◆ TASK GOAL: Find each line with the word "azonosító" and copy it.

◆ WORKING DATA:
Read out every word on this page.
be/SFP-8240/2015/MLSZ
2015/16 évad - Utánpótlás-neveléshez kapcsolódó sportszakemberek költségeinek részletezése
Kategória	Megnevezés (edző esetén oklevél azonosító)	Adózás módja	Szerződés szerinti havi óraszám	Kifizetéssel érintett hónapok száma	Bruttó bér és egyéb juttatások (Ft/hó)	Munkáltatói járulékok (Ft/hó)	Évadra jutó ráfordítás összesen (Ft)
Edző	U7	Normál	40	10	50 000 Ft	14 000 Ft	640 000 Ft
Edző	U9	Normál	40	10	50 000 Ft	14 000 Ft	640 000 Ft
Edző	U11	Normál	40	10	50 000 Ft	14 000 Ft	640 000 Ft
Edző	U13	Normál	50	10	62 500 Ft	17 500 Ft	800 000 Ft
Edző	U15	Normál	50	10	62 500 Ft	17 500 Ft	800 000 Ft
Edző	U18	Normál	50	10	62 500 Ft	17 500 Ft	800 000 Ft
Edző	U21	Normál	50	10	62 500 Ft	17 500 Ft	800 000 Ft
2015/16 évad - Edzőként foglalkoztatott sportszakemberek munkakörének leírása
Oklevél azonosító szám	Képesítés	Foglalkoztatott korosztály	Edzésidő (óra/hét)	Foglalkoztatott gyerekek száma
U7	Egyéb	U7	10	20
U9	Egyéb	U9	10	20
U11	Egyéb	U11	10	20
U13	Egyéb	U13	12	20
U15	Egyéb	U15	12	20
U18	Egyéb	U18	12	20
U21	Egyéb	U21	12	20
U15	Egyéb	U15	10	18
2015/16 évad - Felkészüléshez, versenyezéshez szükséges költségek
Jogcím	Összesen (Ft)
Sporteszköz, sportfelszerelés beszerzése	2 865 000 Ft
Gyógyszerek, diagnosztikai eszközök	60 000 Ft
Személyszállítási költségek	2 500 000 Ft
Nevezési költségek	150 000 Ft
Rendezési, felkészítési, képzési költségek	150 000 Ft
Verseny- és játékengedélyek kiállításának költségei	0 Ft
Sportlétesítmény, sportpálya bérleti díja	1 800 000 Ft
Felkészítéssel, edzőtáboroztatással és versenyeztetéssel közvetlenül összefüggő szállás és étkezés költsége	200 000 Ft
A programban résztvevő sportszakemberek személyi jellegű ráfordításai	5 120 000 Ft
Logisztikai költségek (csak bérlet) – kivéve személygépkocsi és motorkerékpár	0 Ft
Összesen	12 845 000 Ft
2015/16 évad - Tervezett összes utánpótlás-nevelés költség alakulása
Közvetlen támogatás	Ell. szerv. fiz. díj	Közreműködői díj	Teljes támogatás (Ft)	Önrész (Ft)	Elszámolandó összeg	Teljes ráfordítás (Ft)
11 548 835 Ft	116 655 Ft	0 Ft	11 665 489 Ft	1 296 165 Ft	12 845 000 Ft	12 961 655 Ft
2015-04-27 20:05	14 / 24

◆ EXERCISE RESULT:
Kategória	Megnevezés (edző esetén oklevél azonosító)	Adózás módja	Szerződés szerinti havi óraszám	Kifizetéssel érintett hónapok száma	Bruttó bér és egyéb juttatások (Ft/hó)	Munkáltatói járulékok (Ft/hó)	Évadra jutó ráfordítás összesen (Ft)
Oklevél azonosító szám	Képesítés	Foglalkoztatott korosztály	Edzésidő (óra/hét)	Foglalkoztatott gyerekek száma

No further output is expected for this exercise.